What the task requires:
Report how many lines contain "szóló", with no other words.

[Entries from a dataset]

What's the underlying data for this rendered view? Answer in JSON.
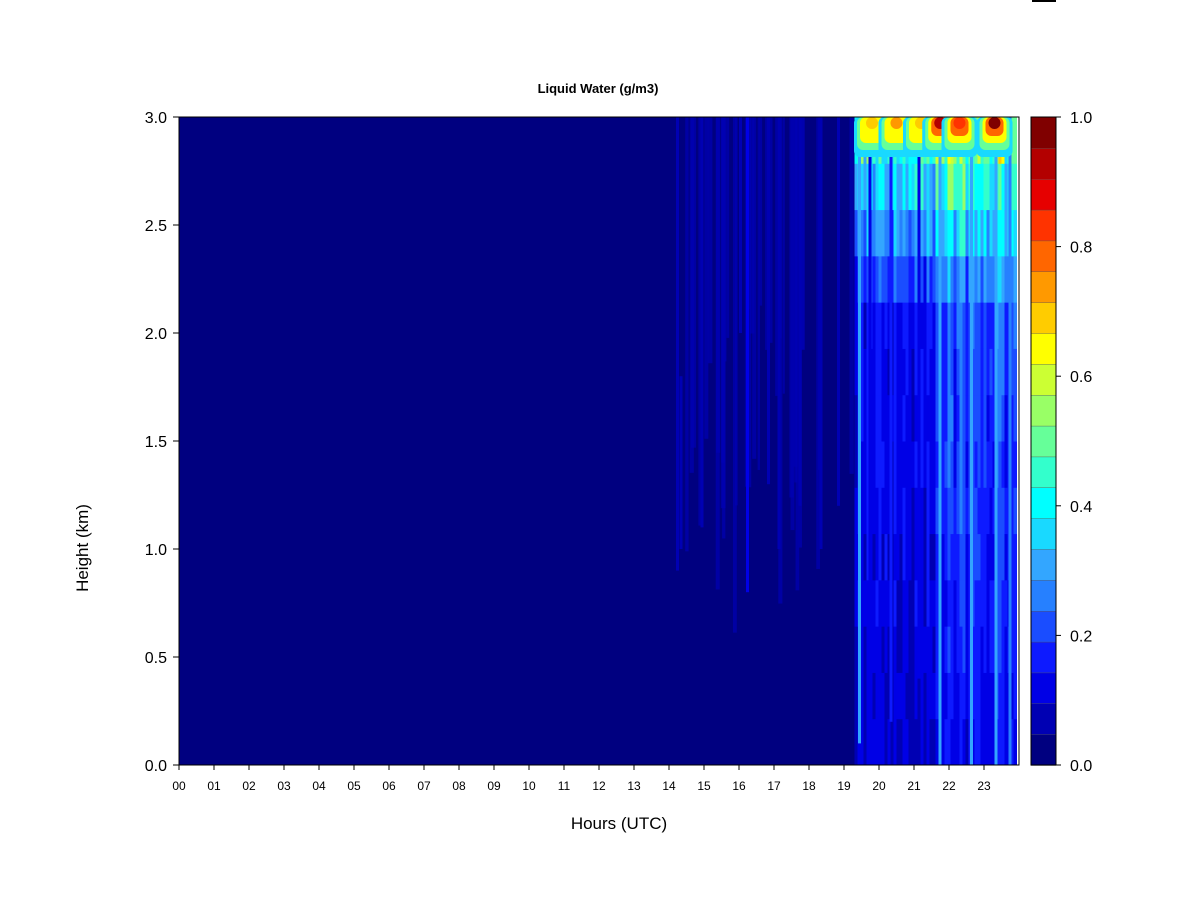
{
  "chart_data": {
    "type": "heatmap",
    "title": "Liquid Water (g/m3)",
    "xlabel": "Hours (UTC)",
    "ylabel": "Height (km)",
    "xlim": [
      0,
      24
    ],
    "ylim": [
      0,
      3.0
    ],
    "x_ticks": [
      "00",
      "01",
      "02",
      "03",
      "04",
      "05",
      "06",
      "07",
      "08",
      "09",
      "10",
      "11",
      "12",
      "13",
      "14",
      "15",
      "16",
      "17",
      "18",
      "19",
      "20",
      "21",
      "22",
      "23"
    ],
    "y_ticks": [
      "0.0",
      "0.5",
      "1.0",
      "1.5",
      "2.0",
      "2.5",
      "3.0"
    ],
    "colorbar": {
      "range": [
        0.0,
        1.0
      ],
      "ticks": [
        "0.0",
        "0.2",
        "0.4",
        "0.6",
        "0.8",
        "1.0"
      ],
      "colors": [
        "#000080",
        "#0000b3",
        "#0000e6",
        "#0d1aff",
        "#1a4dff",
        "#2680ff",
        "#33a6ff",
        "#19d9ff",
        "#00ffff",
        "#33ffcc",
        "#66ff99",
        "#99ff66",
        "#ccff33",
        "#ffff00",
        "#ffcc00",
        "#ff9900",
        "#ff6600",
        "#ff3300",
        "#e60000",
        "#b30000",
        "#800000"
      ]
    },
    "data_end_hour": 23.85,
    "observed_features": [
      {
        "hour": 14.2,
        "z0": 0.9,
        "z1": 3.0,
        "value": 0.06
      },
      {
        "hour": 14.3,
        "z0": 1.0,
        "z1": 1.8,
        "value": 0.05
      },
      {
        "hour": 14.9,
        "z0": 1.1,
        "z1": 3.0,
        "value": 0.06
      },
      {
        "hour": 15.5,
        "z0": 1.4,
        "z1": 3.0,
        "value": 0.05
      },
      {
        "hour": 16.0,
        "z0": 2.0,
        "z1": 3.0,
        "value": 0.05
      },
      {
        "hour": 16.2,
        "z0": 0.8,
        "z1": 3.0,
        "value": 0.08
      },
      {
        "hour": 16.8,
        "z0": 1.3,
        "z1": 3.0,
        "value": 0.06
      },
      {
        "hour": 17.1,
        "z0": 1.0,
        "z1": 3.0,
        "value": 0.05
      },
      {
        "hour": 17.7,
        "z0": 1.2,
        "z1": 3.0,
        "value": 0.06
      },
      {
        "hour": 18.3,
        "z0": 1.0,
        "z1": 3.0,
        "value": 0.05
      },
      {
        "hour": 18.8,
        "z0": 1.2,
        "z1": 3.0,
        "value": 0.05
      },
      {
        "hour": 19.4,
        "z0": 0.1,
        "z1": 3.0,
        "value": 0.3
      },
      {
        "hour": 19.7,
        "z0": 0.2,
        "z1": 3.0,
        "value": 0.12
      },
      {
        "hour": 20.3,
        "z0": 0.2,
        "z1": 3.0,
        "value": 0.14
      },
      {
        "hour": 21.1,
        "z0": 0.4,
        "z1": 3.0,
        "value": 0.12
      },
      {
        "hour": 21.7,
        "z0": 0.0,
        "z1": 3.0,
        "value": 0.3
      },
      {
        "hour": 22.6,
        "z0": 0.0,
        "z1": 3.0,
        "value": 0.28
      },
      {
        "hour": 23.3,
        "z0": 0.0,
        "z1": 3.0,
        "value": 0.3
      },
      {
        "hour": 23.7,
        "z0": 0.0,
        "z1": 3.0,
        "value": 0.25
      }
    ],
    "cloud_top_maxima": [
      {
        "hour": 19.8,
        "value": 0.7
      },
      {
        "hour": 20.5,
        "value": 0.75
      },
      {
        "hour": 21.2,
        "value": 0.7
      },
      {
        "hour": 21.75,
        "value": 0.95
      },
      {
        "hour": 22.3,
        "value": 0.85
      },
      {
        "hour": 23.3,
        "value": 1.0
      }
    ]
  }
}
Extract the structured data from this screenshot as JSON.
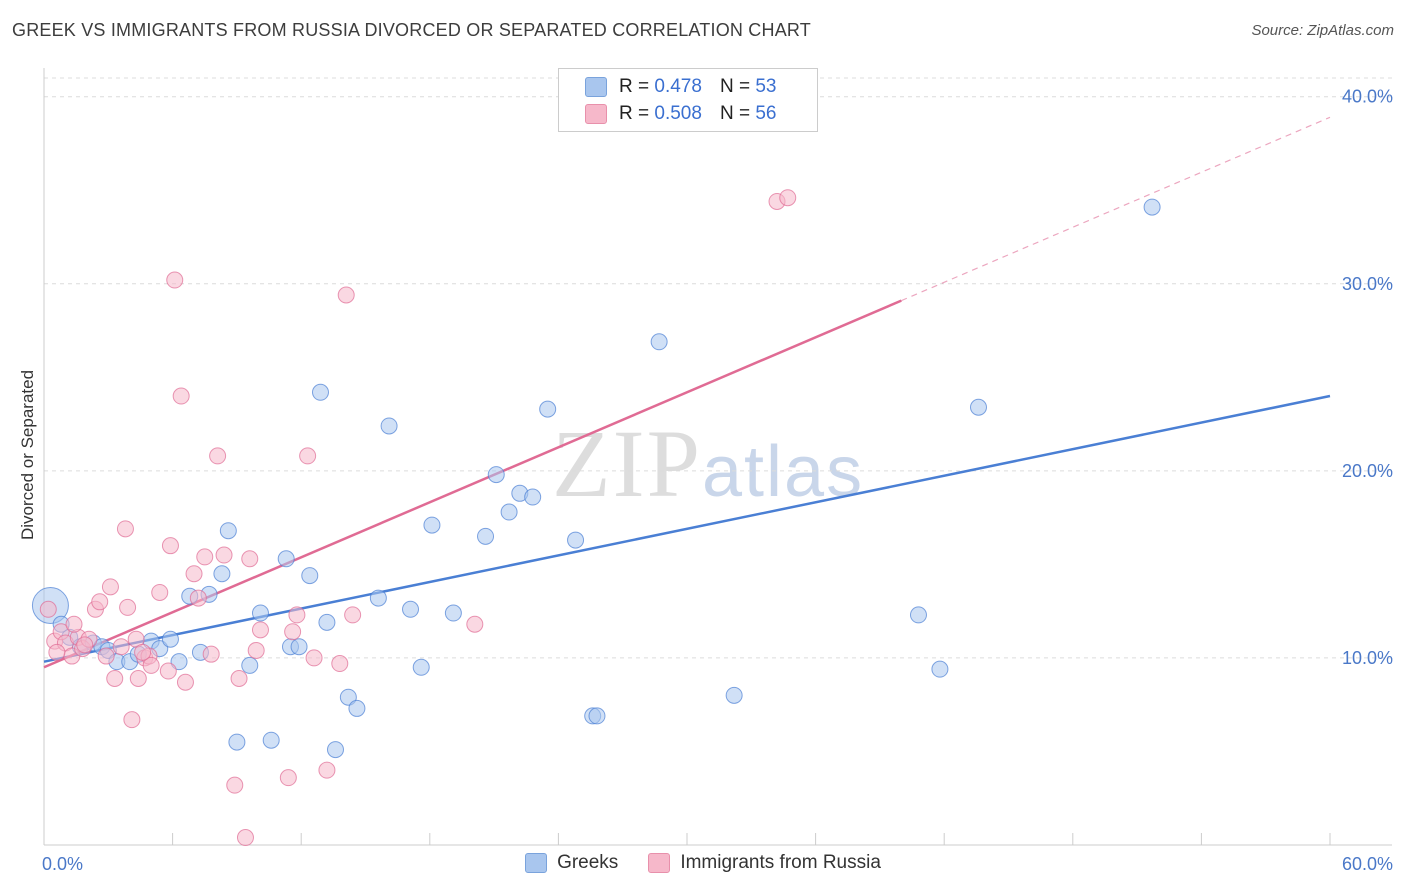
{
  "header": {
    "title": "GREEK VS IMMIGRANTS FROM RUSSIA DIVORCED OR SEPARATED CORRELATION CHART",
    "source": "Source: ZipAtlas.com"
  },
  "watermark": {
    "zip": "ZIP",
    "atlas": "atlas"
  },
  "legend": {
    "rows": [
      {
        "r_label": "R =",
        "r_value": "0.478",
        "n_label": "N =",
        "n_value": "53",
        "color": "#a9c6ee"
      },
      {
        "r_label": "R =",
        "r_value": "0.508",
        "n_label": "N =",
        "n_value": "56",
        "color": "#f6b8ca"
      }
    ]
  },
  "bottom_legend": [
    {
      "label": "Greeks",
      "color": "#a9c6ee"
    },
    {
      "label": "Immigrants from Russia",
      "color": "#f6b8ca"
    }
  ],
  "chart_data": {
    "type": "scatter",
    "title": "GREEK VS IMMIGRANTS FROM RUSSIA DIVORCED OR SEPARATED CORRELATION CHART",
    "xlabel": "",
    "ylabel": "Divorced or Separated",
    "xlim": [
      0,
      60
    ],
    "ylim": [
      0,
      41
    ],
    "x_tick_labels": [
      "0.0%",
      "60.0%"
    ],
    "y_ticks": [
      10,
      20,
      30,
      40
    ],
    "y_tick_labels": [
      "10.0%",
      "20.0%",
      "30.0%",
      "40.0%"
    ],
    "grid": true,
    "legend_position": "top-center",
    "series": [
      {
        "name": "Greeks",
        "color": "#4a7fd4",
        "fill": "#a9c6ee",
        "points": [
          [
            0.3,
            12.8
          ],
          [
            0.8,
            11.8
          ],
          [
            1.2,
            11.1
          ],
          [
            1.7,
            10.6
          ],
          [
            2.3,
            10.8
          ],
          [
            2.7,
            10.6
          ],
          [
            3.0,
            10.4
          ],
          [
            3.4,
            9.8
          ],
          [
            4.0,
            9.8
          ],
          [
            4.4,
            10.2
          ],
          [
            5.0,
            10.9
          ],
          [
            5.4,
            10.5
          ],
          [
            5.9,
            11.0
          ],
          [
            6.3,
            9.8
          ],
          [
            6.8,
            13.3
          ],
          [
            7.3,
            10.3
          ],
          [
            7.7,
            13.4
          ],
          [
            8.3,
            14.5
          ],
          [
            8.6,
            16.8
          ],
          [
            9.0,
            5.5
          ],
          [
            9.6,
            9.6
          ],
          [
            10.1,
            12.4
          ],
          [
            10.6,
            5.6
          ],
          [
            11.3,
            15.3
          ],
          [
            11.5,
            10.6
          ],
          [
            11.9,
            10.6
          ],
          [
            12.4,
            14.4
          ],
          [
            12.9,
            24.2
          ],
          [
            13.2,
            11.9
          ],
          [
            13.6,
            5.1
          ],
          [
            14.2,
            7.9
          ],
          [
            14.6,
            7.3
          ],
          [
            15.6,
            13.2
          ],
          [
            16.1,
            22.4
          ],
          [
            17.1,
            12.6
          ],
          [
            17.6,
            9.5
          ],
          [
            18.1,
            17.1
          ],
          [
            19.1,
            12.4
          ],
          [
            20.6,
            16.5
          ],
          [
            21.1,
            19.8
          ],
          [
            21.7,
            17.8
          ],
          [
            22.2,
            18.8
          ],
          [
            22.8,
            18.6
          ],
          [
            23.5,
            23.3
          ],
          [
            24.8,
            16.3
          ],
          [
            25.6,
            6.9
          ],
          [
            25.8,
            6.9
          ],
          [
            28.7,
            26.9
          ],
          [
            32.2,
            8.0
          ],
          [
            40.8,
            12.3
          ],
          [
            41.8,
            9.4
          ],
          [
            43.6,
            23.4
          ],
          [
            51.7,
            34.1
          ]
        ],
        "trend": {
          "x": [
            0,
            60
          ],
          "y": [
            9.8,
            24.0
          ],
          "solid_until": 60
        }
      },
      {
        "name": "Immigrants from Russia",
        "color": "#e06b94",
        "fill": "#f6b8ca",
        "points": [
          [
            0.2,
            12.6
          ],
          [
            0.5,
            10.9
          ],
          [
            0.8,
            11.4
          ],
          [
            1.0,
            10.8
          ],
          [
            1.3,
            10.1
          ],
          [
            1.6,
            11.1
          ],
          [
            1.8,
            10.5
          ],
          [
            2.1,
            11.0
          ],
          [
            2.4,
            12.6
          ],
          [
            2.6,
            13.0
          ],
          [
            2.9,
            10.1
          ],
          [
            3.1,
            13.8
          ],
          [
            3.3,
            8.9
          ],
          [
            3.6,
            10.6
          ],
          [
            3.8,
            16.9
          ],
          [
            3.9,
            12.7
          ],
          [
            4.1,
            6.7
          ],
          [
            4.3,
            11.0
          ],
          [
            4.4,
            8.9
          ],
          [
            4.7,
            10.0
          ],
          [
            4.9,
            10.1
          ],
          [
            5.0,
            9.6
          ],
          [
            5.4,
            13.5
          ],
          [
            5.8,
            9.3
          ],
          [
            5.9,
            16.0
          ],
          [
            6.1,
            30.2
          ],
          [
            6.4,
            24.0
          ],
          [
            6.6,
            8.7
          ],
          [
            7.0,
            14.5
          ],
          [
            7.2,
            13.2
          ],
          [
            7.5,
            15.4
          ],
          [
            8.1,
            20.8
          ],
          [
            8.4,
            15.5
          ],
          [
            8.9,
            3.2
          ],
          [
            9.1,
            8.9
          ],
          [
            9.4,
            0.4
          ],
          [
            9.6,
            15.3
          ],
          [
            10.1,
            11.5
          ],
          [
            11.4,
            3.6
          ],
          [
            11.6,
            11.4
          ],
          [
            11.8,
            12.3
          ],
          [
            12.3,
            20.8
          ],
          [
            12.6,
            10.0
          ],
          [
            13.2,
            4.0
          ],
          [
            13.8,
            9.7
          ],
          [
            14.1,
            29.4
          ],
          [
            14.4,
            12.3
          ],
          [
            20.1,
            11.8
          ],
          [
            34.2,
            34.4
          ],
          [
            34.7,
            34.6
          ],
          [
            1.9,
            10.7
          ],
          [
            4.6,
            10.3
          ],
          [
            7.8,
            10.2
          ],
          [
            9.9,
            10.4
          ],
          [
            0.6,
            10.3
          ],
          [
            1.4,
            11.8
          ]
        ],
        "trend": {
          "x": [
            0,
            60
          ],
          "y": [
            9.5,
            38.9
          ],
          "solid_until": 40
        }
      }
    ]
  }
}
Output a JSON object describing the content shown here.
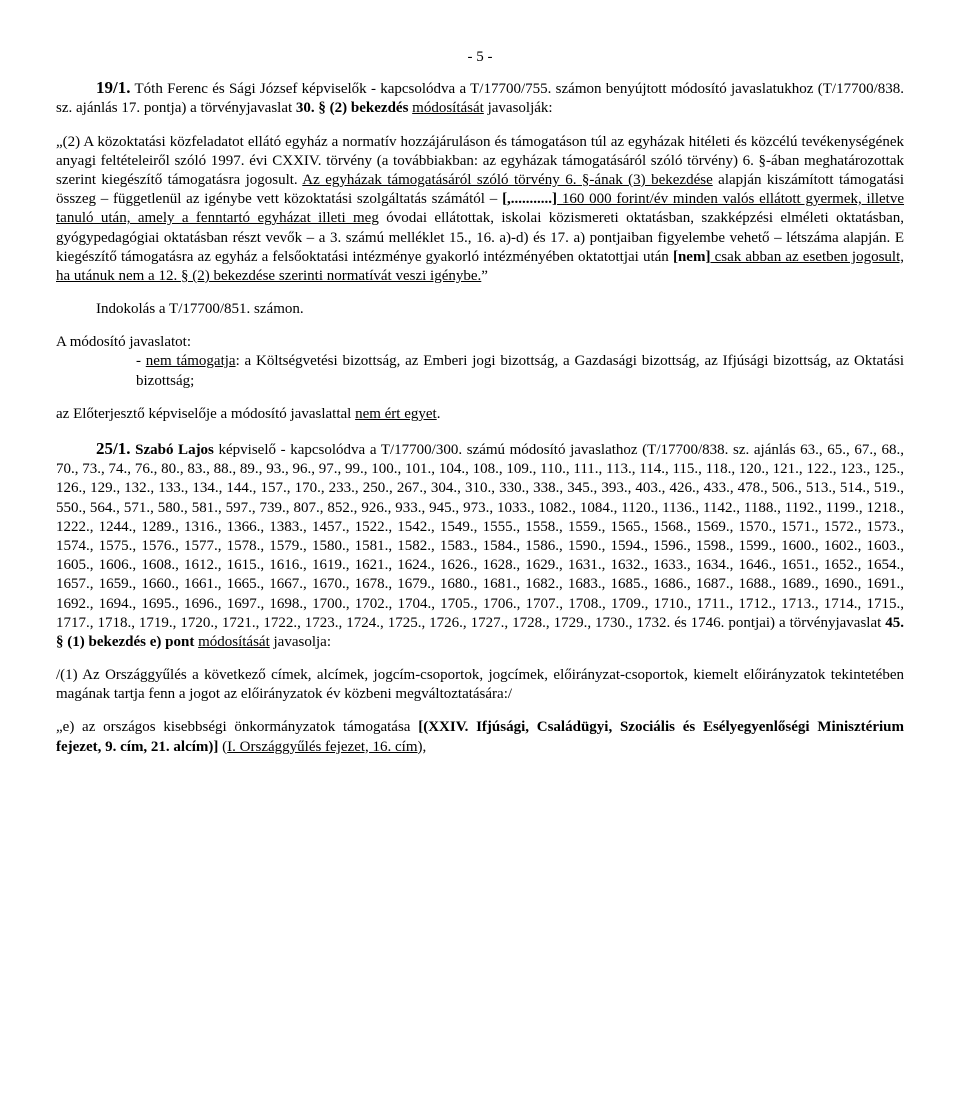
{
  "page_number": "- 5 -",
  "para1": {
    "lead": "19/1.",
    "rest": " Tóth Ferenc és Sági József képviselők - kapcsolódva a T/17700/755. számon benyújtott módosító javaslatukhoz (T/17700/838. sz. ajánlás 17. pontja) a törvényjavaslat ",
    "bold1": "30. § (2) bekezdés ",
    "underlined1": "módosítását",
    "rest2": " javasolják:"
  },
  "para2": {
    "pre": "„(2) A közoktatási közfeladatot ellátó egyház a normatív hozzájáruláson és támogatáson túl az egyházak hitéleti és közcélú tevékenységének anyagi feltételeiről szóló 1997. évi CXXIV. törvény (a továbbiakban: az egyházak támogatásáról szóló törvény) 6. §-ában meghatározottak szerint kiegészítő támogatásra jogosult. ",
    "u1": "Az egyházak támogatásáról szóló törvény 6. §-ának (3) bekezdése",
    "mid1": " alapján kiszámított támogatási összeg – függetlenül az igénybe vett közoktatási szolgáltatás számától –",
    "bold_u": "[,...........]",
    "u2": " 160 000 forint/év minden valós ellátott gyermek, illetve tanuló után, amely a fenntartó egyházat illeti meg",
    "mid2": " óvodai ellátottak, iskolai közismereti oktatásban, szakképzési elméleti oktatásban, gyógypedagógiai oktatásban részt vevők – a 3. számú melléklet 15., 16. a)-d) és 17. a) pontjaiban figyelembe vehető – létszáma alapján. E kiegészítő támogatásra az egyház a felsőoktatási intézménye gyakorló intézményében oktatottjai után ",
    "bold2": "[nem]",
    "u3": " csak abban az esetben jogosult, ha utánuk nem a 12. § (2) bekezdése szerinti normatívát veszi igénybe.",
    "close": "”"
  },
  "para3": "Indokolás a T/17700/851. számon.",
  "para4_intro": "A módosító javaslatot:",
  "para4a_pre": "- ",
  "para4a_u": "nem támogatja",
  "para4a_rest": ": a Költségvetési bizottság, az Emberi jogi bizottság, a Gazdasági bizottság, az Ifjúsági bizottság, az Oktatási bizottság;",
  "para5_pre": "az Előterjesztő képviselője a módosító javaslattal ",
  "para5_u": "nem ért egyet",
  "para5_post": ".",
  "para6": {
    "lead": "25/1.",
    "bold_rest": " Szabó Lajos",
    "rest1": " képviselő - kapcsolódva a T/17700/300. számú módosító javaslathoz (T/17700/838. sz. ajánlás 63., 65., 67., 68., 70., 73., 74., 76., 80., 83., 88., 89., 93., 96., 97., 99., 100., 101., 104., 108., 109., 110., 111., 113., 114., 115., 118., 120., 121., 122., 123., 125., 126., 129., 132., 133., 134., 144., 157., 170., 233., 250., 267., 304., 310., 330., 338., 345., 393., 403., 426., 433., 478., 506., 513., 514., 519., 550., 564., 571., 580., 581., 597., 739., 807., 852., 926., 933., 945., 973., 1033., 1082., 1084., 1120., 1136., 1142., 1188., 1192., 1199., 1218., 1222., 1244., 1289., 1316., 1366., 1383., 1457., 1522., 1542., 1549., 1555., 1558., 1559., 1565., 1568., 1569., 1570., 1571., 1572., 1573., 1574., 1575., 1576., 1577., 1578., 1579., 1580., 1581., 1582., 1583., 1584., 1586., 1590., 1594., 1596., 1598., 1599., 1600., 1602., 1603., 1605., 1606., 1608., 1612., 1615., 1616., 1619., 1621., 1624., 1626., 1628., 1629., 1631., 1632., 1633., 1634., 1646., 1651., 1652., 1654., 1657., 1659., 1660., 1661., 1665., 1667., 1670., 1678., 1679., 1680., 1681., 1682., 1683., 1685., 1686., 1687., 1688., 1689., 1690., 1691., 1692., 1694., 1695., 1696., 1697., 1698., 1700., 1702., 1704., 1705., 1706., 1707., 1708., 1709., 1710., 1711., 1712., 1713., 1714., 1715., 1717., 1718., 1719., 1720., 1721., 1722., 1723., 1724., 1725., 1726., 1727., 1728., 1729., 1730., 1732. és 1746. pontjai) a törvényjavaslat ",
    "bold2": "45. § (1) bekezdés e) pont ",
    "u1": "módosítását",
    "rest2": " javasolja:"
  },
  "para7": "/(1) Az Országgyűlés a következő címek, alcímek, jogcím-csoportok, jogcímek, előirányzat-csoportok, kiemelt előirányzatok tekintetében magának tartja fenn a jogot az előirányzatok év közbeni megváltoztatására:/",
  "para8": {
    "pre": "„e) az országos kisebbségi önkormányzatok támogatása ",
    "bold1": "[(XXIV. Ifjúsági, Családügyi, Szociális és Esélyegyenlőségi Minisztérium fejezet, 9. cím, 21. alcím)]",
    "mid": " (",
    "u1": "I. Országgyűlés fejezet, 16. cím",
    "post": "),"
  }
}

Reply to the exercise:
2